Collected data
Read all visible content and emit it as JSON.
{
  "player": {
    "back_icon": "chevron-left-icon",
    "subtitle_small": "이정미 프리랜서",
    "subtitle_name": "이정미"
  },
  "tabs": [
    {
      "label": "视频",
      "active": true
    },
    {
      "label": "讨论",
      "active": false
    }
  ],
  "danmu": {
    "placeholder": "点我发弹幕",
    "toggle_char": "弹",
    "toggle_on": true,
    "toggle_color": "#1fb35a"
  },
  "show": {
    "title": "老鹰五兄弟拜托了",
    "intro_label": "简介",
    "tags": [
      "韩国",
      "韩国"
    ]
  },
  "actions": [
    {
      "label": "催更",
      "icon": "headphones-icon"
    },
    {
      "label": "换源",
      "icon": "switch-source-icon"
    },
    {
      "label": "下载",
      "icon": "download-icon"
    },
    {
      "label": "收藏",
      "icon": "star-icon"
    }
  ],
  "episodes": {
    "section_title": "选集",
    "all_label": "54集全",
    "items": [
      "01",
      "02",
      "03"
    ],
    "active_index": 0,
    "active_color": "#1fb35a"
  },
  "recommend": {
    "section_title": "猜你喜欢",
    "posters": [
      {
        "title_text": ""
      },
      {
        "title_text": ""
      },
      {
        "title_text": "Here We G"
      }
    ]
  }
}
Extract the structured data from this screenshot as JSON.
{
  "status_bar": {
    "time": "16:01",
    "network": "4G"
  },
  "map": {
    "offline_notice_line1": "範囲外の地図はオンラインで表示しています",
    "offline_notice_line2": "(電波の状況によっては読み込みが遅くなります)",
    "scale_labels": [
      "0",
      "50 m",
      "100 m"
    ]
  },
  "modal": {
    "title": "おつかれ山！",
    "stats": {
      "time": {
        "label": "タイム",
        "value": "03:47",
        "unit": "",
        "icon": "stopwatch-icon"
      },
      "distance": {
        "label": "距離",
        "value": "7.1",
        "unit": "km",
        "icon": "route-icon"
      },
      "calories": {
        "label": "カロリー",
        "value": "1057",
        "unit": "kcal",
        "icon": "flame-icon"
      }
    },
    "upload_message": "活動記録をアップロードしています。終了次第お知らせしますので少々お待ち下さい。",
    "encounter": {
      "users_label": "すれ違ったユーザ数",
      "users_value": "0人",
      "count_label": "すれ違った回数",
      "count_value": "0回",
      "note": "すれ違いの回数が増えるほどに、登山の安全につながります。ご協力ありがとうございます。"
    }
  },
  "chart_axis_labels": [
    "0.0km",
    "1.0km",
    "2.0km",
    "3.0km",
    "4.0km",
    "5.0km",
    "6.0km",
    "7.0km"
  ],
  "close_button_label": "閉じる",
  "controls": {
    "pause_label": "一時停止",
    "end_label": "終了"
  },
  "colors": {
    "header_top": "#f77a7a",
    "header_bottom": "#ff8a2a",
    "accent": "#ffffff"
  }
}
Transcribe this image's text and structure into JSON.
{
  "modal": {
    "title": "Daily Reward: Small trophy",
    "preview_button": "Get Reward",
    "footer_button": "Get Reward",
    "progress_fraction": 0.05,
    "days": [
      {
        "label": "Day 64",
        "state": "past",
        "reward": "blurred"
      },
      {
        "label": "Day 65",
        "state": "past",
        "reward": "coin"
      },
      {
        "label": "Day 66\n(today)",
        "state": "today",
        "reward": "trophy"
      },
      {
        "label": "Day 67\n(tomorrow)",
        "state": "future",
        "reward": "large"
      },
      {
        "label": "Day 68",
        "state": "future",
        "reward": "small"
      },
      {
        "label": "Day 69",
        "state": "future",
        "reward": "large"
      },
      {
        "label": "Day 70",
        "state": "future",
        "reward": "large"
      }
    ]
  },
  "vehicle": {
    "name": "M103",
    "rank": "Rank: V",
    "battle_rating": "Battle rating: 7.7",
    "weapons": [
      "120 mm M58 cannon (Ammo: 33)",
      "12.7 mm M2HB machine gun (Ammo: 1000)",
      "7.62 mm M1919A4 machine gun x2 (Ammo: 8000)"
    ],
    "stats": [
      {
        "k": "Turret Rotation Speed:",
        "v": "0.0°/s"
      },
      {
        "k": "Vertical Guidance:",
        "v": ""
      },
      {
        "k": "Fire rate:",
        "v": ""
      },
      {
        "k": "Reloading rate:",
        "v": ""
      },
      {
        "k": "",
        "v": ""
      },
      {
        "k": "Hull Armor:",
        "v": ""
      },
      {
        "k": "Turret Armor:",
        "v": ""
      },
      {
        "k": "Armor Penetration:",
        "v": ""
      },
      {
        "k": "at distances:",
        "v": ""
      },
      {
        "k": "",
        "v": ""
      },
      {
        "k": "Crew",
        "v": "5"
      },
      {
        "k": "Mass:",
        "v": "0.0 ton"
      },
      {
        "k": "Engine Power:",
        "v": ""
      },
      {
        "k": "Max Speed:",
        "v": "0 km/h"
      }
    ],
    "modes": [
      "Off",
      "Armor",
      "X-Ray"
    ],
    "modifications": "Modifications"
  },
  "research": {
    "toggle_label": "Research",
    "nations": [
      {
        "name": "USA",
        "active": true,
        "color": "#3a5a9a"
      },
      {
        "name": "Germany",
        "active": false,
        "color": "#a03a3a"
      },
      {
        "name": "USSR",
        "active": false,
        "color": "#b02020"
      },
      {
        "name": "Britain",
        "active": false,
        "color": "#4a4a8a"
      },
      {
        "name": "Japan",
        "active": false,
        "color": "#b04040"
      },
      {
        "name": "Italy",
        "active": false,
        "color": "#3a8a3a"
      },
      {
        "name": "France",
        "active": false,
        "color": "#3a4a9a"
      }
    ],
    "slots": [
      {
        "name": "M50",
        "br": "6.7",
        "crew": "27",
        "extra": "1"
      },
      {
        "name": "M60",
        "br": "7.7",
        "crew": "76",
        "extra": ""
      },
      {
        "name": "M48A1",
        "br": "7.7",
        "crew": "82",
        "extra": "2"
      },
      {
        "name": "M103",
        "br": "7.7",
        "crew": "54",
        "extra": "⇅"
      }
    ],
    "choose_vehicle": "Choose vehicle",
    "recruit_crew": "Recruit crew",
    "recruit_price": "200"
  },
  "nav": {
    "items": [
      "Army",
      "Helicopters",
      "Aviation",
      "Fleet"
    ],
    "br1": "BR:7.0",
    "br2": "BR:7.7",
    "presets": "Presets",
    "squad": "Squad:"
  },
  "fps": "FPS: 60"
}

GOAL: Lines containing the word "trophy" must all be returned from the material above.

FINAL RESULT:
    "title": "Daily Reward: Small trophy",
        "reward": "trophy"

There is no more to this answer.